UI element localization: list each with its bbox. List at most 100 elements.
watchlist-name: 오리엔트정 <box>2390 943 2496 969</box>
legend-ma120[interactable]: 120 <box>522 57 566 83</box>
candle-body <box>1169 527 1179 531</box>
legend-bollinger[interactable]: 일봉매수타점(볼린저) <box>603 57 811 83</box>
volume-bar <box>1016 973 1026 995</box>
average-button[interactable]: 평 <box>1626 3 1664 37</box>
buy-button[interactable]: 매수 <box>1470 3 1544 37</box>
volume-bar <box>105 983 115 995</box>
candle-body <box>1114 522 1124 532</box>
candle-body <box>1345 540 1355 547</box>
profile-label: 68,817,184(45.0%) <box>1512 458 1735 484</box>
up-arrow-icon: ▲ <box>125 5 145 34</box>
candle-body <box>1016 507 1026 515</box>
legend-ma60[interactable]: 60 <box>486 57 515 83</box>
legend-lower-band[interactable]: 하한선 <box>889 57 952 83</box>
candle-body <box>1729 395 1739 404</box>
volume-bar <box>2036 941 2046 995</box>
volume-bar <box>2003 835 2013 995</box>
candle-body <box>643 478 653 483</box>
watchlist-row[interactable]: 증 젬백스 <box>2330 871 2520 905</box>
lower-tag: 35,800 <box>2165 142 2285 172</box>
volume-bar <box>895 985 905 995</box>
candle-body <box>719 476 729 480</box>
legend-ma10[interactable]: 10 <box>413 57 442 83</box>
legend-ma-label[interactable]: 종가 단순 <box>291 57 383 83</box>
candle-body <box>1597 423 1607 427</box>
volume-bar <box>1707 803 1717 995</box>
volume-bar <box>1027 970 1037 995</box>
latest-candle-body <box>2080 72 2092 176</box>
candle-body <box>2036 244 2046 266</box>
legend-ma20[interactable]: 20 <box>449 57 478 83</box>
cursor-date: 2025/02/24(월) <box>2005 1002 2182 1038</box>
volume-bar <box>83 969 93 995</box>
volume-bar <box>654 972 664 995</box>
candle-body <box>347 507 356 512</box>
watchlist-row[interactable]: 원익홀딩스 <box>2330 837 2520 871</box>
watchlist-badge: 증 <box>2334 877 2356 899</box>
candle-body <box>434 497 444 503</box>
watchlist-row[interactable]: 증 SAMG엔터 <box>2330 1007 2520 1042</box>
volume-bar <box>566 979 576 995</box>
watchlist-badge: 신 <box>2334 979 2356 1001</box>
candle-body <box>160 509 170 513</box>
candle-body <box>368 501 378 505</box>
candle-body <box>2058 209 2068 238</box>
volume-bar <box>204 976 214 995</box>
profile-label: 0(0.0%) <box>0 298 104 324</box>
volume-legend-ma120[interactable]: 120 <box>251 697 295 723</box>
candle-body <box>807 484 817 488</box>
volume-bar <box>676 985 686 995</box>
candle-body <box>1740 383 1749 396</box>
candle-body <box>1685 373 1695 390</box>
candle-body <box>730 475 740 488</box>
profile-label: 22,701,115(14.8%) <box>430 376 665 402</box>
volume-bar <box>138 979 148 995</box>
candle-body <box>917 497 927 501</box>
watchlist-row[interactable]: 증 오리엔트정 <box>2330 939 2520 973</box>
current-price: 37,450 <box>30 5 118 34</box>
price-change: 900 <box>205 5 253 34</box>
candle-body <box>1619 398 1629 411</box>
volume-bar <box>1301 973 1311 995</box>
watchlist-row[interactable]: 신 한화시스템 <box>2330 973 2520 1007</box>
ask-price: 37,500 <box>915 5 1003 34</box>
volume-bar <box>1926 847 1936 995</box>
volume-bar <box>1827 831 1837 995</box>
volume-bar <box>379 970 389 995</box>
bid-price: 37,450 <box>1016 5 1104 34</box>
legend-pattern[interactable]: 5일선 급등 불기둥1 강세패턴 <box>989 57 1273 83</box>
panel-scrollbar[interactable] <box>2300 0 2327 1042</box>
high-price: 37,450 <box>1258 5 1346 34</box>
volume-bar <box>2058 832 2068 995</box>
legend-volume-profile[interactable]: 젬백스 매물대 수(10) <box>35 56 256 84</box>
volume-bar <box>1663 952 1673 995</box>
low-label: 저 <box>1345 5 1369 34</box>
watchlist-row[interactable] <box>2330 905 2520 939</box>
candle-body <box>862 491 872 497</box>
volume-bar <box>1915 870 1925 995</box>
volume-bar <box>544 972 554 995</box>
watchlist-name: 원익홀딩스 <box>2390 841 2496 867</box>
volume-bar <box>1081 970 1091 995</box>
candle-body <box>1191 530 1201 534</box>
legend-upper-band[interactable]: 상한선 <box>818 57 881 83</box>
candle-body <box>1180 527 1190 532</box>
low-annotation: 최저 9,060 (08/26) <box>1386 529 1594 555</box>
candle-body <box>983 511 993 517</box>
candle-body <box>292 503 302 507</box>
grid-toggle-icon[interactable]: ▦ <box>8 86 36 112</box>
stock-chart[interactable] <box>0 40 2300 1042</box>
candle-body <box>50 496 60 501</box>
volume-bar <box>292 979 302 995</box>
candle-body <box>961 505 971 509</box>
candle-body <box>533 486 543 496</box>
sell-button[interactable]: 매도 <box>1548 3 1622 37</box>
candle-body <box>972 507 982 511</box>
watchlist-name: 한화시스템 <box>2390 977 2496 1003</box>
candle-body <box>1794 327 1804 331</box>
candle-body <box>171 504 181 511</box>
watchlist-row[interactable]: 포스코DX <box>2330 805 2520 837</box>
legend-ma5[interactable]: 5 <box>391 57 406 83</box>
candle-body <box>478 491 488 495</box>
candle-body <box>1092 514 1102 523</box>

*-*-*

» What is asked
Rewrite the lines from the first one through the line containing "candle-body <box>368 501 378 505</box>", changing each "volume-bar" to "volume-column" and leaving everything else as it is.

» Finished answer
UI element localization: list each with its bbox. List at most 100 elements.
watchlist-name: 오리엔트정 <box>2390 943 2496 969</box>
legend-ma120[interactable]: 120 <box>522 57 566 83</box>
candle-body <box>1169 527 1179 531</box>
legend-bollinger[interactable]: 일봉매수타점(볼린저) <box>603 57 811 83</box>
volume-column <box>1016 973 1026 995</box>
average-button[interactable]: 평 <box>1626 3 1664 37</box>
buy-button[interactable]: 매수 <box>1470 3 1544 37</box>
volume-column <box>105 983 115 995</box>
candle-body <box>1114 522 1124 532</box>
candle-body <box>1345 540 1355 547</box>
profile-label: 68,817,184(45.0%) <box>1512 458 1735 484</box>
up-arrow-icon: ▲ <box>125 5 145 34</box>
candle-body <box>1016 507 1026 515</box>
legend-ma60[interactable]: 60 <box>486 57 515 83</box>
legend-lower-band[interactable]: 하한선 <box>889 57 952 83</box>
candle-body <box>1729 395 1739 404</box>
volume-column <box>2036 941 2046 995</box>
volume-column <box>2003 835 2013 995</box>
candle-body <box>643 478 653 483</box>
watchlist-row[interactable]: 증 젬백스 <box>2330 871 2520 905</box>
lower-tag: 35,800 <box>2165 142 2285 172</box>
volume-column <box>895 985 905 995</box>
candle-body <box>719 476 729 480</box>
legend-ma10[interactable]: 10 <box>413 57 442 83</box>
legend-ma-label[interactable]: 종가 단순 <box>291 57 383 83</box>
candle-body <box>1597 423 1607 427</box>
volume-column <box>1707 803 1717 995</box>
volume-column <box>1027 970 1037 995</box>
latest-candle-body <box>2080 72 2092 176</box>
candle-body <box>2036 244 2046 266</box>
legend-ma20[interactable]: 20 <box>449 57 478 83</box>
cursor-date: 2025/02/24(월) <box>2005 1002 2182 1038</box>
volume-column <box>83 969 93 995</box>
volume-column <box>654 972 664 995</box>
candle-body <box>347 507 356 512</box>
watchlist-row[interactable]: 원익홀딩스 <box>2330 837 2520 871</box>
watchlist-badge: 증 <box>2334 877 2356 899</box>
candle-body <box>434 497 444 503</box>
watchlist-row[interactable]: 증 SAMG엔터 <box>2330 1007 2520 1042</box>
volume-column <box>566 979 576 995</box>
watchlist-badge: 신 <box>2334 979 2356 1001</box>
candle-body <box>160 509 170 513</box>
candle-body <box>368 501 378 505</box>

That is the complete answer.